- _WHAT IS EXPECTED_
Copy each line containing the word "تهران" from the records that follow, please.

Saved entries
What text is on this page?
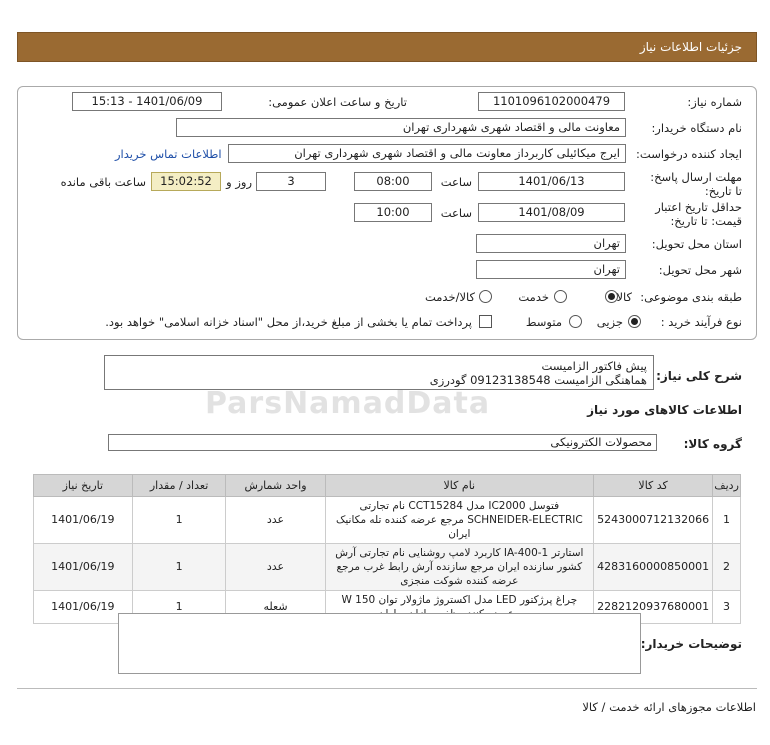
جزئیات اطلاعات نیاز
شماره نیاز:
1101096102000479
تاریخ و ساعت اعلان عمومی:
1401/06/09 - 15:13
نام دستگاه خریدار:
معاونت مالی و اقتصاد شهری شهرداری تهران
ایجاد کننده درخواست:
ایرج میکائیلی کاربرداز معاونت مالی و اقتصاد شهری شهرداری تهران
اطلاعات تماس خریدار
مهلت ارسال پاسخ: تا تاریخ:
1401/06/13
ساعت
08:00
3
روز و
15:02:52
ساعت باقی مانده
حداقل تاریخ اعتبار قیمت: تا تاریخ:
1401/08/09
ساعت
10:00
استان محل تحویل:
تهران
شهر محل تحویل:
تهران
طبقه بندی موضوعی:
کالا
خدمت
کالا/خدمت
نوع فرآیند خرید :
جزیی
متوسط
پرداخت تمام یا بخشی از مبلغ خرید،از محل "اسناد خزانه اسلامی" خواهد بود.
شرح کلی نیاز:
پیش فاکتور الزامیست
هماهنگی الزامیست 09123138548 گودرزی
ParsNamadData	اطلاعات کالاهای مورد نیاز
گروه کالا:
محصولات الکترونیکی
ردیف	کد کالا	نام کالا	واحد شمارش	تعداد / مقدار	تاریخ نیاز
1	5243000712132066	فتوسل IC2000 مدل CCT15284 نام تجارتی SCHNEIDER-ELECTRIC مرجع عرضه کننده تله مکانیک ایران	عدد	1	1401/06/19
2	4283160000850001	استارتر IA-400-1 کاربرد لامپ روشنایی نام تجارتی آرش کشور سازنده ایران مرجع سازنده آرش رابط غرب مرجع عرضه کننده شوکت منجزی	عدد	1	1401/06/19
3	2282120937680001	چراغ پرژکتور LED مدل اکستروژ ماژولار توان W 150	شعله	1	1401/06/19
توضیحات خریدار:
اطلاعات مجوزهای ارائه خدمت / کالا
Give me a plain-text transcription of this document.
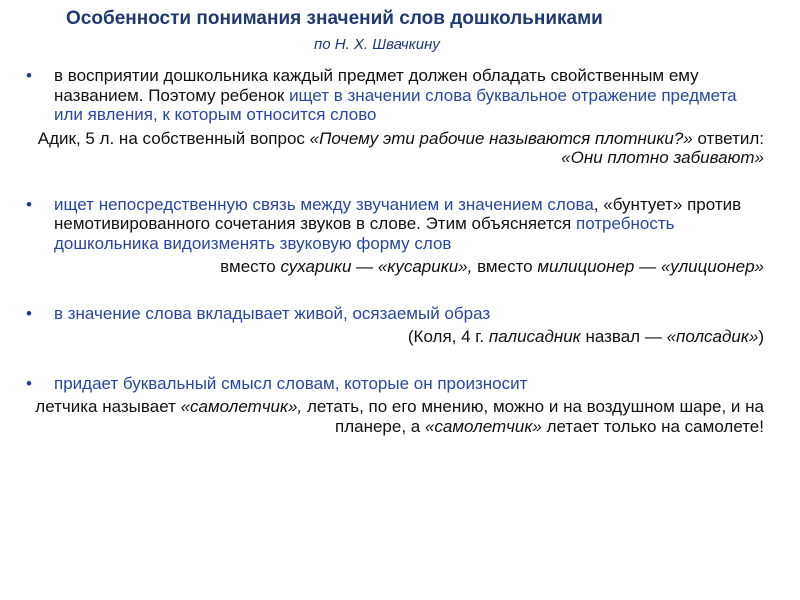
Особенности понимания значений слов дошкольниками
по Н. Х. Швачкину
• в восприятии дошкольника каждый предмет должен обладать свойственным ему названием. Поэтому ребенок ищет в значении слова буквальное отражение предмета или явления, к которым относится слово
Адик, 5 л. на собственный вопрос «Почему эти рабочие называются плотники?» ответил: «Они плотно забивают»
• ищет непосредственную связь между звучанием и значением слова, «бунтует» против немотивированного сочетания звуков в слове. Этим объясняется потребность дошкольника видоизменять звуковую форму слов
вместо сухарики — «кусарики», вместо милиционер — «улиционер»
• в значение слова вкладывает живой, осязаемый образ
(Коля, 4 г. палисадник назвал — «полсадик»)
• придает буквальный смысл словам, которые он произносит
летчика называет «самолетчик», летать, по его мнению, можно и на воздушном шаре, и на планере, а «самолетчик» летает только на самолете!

- _WRITTEN ANSWER_
معاونت مالی و اقتصاد شهری شهرداری تهران
ایرج میکائیلی کاربرداز معاونت مالی و اقتصاد شهری شهرداری تهران
تهران
تهران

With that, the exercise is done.